- [YOUR GOAL]:
Output every line of the material exactly, omitting images.
— START —
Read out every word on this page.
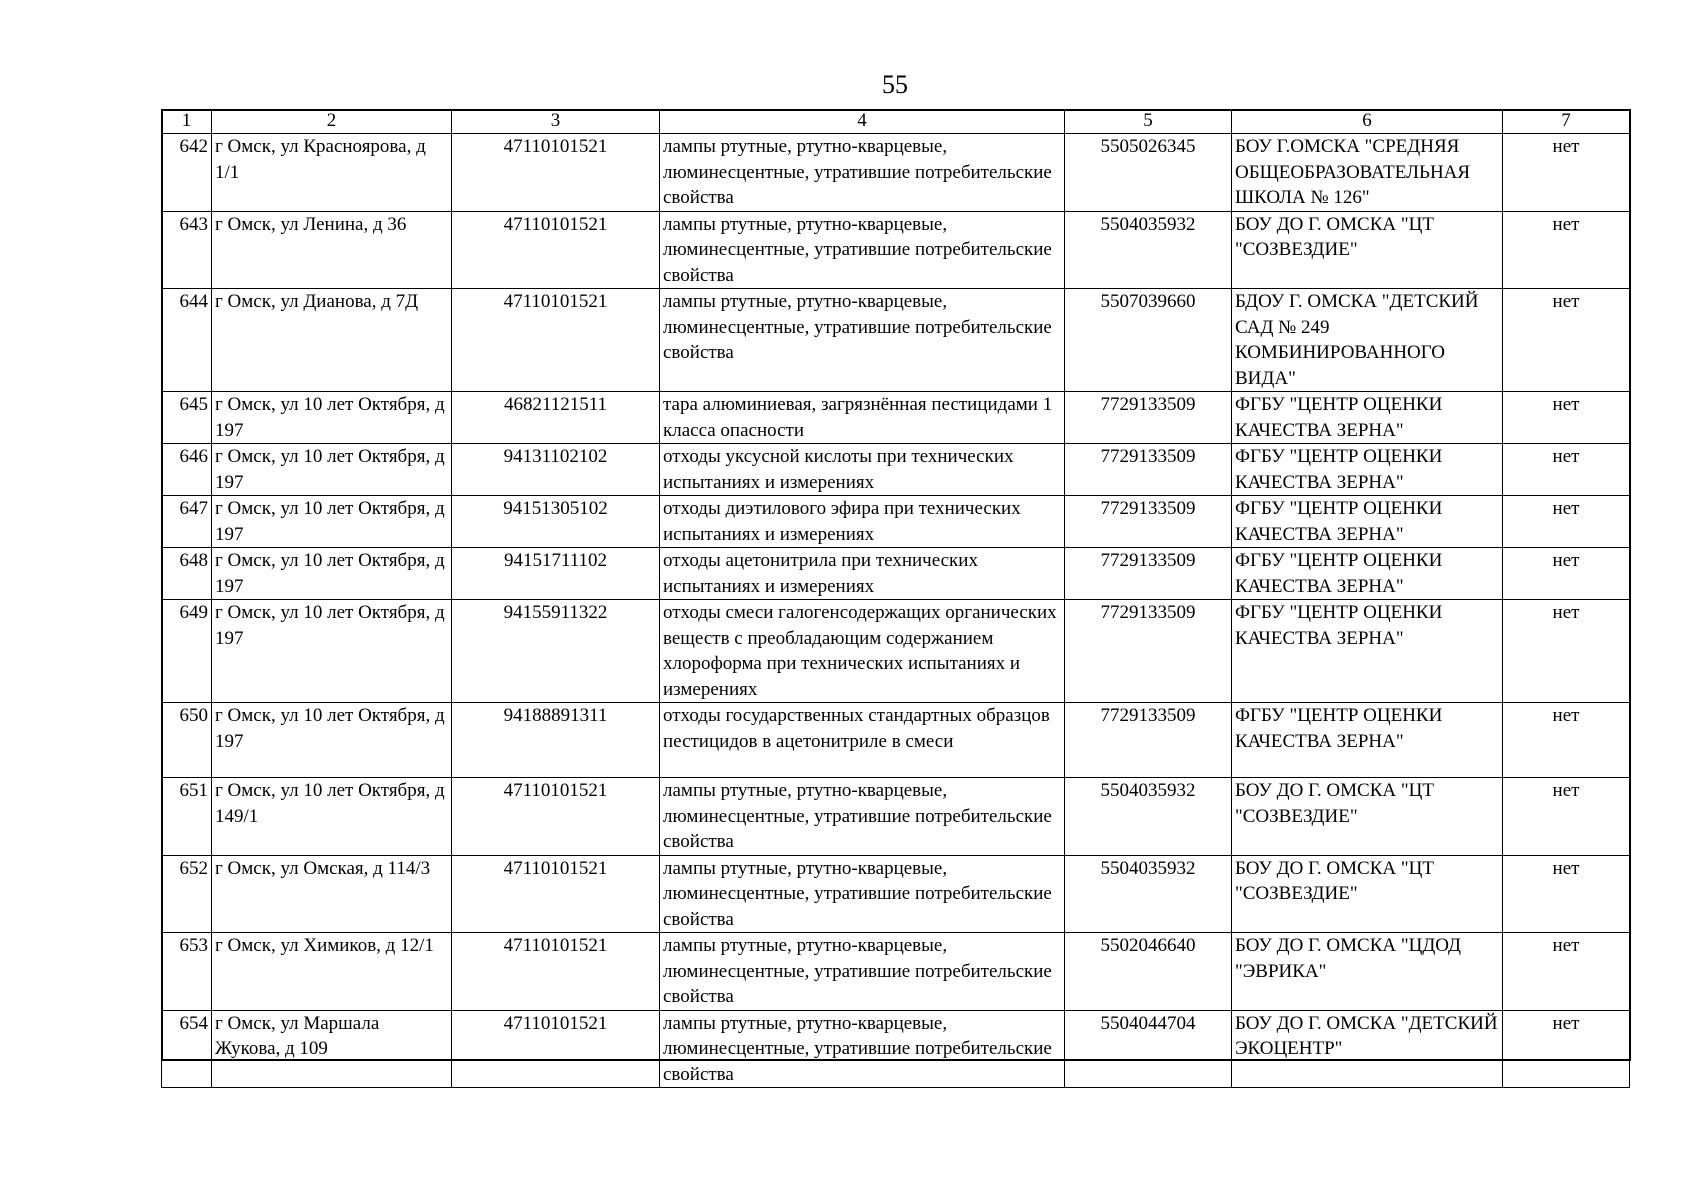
55
1	2	3	4	5	6	7
642	г Омск, ул Красноярова, д 1/1	47110101521	лампы ртутные, ртутно-кварцевые, люминесцентные, утратившие потребительские свойства	5505026345	БОУ Г.ОМСКА "СРЕДНЯЯ ОБЩЕОБРАЗОВАТЕЛЬНАЯ ШКОЛА № 126"	нет
643	г Омск, ул Ленина, д 36	47110101521	лампы ртутные, ртутно-кварцевые, люминесцентные, утратившие потребительские свойства	5504035932	БОУ ДО Г. ОМСКА "ЦТ "СОЗВЕЗДИЕ"	нет
644	г Омск, ул Дианова, д 7Д	47110101521	лампы ртутные, ртутно-кварцевые, люминесцентные, утратившие потребительские свойства	5507039660	БДОУ Г. ОМСКА "ДЕТСКИЙ САД № 249 КОМБИНИРОВАННОГО ВИДА"	нет
645	г Омск, ул 10 лет Октября, д 197	46821121511	тара алюминиевая, загрязнённая пестицидами 1 класса опасности	7729133509	ФГБУ "ЦЕНТР ОЦЕНКИ КАЧЕСТВА ЗЕРНА"	нет
646	г Омск, ул 10 лет Октября, д 197	94131102102	отходы уксусной кислоты при технических испытаниях и измерениях	7729133509	ФГБУ "ЦЕНТР ОЦЕНКИ КАЧЕСТВА ЗЕРНА"	нет
647	г Омск, ул 10 лет Октября, д 197	94151305102	отходы диэтилового эфира при технических испытаниях и измерениях	7729133509	ФГБУ "ЦЕНТР ОЦЕНКИ КАЧЕСТВА ЗЕРНА"	нет
648	г Омск, ул 10 лет Октября, д 197	94151711102	отходы ацетонитрила при технических испытаниях и измерениях	7729133509	ФГБУ "ЦЕНТР ОЦЕНКИ КАЧЕСТВА ЗЕРНА"	нет
649	г Омск, ул 10 лет Октября, д 197	94155911322	отходы смеси галогенсодержащих органических веществ с преобладающим содержанием хлороформа при технических испытаниях и измерениях	7729133509	ФГБУ "ЦЕНТР ОЦЕНКИ КАЧЕСТВА ЗЕРНА"	нет
650	г Омск, ул 10 лет Октября, д 197	94188891311	отходы государственных стандартных образцов пестицидов в ацетонитриле в смеси	7729133509	ФГБУ "ЦЕНТР ОЦЕНКИ КАЧЕСТВА ЗЕРНА"	нет
651	г Омск, ул 10 лет Октября, д 149/1	47110101521	лампы ртутные, ртутно-кварцевые, люминесцентные, утратившие потребительские свойства	5504035932	БОУ ДО Г. ОМСКА "ЦТ "СОЗВЕЗДИЕ"	нет
652	г Омск, ул Омская, д 114/3	47110101521	лампы ртутные, ртутно-кварцевые, люминесцентные, утратившие потребительские свойства	5504035932	БОУ ДО Г. ОМСКА "ЦТ "СОЗВЕЗДИЕ"	нет
653	г Омск, ул Химиков, д 12/1	47110101521	лампы ртутные, ртутно-кварцевые, люминесцентные, утратившие потребительские свойства	5502046640	БОУ ДО Г. ОМСКА "ЦДОД "ЭВРИКА"	нет
654	г Омск, ул Маршала Жукова, д 109	47110101521	лампы ртутные, ртутно-кварцевые, люминесцентные, утратившие потребительские свойства	5504044704	БОУ ДО Г. ОМСКА "ДЕТСКИЙ ЭКОЦЕНТР"	нет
— END —
- [SOLUTION FOR THIS PROBLEM]:
Read out every word on this page.
55
1	2	3	4	5	6	7
642	г Омск, ул Красноярова, д 1/1	47110101521	лампы ртутные, ртутно-кварцевые, люминесцентные, утратившие потребительские свойства	5505026345	БОУ Г.ОМСКА "СРЕДНЯЯ ОБЩЕОБРАЗОВАТЕЛЬНАЯ ШКОЛА № 126"	нет
643	г Омск, ул Ленина, д 36	47110101521	лампы ртутные, ртутно-кварцевые, люминесцентные, утратившие потребительские свойства	5504035932	БОУ ДО Г. ОМСКА "ЦТ "СОЗВЕЗДИЕ"	нет
644	г Омск, ул Дианова, д 7Д	47110101521	лампы ртутные, ртутно-кварцевые, люминесцентные, утратившие потребительские свойства	5507039660	БДОУ Г. ОМСКА "ДЕТСКИЙ САД № 249 КОМБИНИРОВАННОГО ВИДА"	нет
645	г Омск, ул 10 лет Октября, д 197	46821121511	тара алюминиевая, загрязнённая пестицидами 1 класса опасности	7729133509	ФГБУ "ЦЕНТР ОЦЕНКИ КАЧЕСТВА ЗЕРНА"	нет
646	г Омск, ул 10 лет Октября, д 197	94131102102	отходы уксусной кислоты при технических испытаниях и измерениях	7729133509	ФГБУ "ЦЕНТР ОЦЕНКИ КАЧЕСТВА ЗЕРНА"	нет
647	г Омск, ул 10 лет Октября, д 197	94151305102	отходы диэтилового эфира при технических испытаниях и измерениях	7729133509	ФГБУ "ЦЕНТР ОЦЕНКИ КАЧЕСТВА ЗЕРНА"	нет
648	г Омск, ул 10 лет Октября, д 197	94151711102	отходы ацетонитрила при технических испытаниях и измерениях	7729133509	ФГБУ "ЦЕНТР ОЦЕНКИ КАЧЕСТВА ЗЕРНА"	нет
649	г Омск, ул 10 лет Октября, д 197	94155911322	отходы смеси галогенсодержащих органических веществ с преобладающим содержанием хлороформа при технических испытаниях и измерениях	7729133509	ФГБУ "ЦЕНТР ОЦЕНКИ КАЧЕСТВА ЗЕРНА"	нет
650	г Омск, ул 10 лет Октября, д 197	94188891311	отходы государственных стандартных образцов пестицидов в ацетонитриле в смеси	7729133509	ФГБУ "ЦЕНТР ОЦЕНКИ КАЧЕСТВА ЗЕРНА"	нет
651	г Омск, ул 10 лет Октября, д 149/1	47110101521	лампы ртутные, ртутно-кварцевые, люминесцентные, утратившие потребительские свойства	5504035932	БОУ ДО Г. ОМСКА "ЦТ "СОЗВЕЗДИЕ"	нет
652	г Омск, ул Омская, д 114/3	47110101521	лампы ртутные, ртутно-кварцевые, люминесцентные, утратившие потребительские свойства	5504035932	БОУ ДО Г. ОМСКА "ЦТ "СОЗВЕЗДИЕ"	нет
653	г Омск, ул Химиков, д 12/1	47110101521	лампы ртутные, ртутно-кварцевые, люминесцентные, утратившие потребительские свойства	5502046640	БОУ ДО Г. ОМСКА "ЦДОД "ЭВРИКА"	нет
654	г Омск, ул Маршала Жукова, д 109	47110101521	лампы ртутные, ртутно-кварцевые, люминесцентные, утратившие потребительские свойства	5504044704	БОУ ДО Г. ОМСКА "ДЕТСКИЙ ЭКОЦЕНТР"	нет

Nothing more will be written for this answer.